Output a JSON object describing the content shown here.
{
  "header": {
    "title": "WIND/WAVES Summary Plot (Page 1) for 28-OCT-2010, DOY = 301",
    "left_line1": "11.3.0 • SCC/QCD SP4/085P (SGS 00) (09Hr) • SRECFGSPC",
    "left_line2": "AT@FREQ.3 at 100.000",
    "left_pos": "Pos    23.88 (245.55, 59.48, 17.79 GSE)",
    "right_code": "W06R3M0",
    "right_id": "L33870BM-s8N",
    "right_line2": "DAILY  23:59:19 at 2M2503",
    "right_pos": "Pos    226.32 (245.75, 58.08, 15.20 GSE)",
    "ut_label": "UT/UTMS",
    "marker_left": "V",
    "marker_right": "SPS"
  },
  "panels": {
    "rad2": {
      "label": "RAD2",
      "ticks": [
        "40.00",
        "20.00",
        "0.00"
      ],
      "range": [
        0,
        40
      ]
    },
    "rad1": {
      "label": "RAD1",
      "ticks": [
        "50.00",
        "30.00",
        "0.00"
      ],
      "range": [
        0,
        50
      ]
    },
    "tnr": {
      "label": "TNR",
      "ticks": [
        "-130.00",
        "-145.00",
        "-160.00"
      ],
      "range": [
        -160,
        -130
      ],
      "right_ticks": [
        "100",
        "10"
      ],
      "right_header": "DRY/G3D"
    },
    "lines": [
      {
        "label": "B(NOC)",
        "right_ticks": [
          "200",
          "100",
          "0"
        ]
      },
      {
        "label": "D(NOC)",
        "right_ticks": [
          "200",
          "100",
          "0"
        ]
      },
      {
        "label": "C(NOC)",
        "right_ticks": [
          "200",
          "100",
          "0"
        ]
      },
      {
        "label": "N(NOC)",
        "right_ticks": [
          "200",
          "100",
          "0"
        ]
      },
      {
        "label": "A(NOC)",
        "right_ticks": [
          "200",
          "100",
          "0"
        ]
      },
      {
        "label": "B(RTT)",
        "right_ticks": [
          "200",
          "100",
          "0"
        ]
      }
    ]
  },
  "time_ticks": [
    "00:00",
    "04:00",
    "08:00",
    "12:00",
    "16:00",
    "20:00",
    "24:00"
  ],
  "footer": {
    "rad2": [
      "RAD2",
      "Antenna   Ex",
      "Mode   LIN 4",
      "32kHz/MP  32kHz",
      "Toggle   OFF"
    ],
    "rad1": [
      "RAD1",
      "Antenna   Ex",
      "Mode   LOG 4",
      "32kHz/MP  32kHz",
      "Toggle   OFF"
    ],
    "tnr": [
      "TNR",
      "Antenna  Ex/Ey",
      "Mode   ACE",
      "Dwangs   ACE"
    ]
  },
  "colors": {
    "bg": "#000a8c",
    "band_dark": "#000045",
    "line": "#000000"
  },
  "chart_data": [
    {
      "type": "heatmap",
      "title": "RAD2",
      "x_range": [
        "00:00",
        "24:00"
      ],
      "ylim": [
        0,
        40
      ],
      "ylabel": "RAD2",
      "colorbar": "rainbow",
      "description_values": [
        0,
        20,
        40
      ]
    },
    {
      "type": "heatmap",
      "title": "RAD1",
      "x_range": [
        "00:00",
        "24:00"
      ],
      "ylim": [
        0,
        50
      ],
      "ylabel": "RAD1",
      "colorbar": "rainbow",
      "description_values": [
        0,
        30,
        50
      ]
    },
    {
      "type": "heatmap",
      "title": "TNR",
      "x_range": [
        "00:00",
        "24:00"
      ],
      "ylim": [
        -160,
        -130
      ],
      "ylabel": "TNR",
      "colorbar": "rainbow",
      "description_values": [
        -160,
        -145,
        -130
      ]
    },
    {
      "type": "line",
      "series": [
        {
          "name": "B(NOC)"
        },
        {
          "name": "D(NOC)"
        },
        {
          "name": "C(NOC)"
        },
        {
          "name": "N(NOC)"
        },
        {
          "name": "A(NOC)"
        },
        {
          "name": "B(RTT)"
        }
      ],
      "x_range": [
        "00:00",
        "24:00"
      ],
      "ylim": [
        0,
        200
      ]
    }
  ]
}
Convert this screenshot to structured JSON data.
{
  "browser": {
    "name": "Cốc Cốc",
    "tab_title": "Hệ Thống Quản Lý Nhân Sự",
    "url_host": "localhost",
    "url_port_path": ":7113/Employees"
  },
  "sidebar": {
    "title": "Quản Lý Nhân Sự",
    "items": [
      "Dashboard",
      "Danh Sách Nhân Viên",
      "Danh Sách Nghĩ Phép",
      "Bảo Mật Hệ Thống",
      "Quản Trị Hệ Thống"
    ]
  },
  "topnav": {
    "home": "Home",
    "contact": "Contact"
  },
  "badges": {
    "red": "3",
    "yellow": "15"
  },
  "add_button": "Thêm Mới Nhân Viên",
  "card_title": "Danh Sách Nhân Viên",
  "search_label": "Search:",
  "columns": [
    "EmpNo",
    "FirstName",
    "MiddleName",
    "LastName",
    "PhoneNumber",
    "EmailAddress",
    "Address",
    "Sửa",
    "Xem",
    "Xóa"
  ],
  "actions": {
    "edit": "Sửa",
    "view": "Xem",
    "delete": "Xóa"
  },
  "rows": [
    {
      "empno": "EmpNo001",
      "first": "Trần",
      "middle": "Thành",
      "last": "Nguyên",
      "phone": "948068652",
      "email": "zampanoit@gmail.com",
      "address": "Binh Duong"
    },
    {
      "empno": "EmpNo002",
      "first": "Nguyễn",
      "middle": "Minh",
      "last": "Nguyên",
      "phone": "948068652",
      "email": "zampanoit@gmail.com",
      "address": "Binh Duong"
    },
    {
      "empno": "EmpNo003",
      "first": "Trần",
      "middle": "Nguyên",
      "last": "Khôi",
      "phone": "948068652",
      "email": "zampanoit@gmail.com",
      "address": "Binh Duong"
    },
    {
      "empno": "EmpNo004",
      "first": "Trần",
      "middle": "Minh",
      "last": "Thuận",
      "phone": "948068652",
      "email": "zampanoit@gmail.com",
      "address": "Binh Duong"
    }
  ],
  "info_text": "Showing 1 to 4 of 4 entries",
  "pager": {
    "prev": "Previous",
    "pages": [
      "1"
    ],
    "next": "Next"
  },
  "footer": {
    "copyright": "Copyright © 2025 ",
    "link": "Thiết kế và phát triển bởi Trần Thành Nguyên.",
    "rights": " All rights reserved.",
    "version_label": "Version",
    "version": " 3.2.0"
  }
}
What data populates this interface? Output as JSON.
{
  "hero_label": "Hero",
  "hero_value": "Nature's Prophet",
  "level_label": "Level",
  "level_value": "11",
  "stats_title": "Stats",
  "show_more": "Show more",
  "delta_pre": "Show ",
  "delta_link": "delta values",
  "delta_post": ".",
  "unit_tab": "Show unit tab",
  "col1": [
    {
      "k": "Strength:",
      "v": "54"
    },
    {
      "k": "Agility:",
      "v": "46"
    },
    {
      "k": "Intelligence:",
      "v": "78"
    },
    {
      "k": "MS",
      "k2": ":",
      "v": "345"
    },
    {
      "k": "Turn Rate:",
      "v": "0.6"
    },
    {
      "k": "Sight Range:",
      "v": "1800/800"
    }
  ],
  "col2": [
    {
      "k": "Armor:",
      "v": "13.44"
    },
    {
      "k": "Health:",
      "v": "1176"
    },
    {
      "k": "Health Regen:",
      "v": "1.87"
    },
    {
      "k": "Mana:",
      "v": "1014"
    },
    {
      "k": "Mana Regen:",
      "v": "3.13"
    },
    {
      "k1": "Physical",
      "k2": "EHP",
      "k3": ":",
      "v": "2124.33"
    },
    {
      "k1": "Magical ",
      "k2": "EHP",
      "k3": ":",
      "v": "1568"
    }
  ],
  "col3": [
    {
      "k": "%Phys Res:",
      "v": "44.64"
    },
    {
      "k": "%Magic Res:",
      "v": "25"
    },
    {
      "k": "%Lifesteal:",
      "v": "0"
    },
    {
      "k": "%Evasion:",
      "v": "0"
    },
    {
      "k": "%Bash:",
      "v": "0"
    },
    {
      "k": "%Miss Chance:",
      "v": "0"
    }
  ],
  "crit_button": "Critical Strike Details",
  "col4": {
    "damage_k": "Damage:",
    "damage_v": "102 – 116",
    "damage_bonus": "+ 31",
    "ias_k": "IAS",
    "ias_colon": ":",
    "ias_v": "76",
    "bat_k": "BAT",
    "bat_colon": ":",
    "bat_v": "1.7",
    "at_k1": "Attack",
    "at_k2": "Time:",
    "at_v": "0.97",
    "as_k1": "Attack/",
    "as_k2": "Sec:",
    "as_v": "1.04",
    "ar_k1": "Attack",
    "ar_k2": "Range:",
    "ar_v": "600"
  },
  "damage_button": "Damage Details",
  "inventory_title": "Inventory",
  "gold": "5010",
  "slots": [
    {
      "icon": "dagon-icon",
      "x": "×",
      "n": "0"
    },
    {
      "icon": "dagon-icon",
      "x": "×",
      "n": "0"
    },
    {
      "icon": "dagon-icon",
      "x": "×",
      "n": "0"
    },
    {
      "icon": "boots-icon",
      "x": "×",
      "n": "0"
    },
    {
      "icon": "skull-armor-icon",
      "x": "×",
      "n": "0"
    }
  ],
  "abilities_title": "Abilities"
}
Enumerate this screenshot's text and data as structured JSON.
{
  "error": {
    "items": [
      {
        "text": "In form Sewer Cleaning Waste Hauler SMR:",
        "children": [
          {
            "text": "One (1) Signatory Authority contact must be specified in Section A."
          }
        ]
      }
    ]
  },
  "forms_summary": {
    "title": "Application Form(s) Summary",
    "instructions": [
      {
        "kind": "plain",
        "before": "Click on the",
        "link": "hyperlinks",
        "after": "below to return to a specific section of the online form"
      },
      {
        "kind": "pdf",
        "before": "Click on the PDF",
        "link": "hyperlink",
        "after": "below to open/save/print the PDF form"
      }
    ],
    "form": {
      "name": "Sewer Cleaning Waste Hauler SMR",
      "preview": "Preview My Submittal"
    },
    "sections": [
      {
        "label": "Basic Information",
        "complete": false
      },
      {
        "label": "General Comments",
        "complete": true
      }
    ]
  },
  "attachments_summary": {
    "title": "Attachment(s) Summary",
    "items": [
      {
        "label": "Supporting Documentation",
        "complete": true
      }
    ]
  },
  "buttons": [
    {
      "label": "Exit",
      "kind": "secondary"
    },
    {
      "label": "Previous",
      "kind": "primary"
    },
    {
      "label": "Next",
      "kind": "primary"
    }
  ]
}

## What you have to do
From the data above, pick out each line containing "Hauler" and copy it.

## Solution to the problem
        "text": "In form Sewer Cleaning Waste Hauler SMR:",
      "name": "Sewer Cleaning Waste Hauler SMR",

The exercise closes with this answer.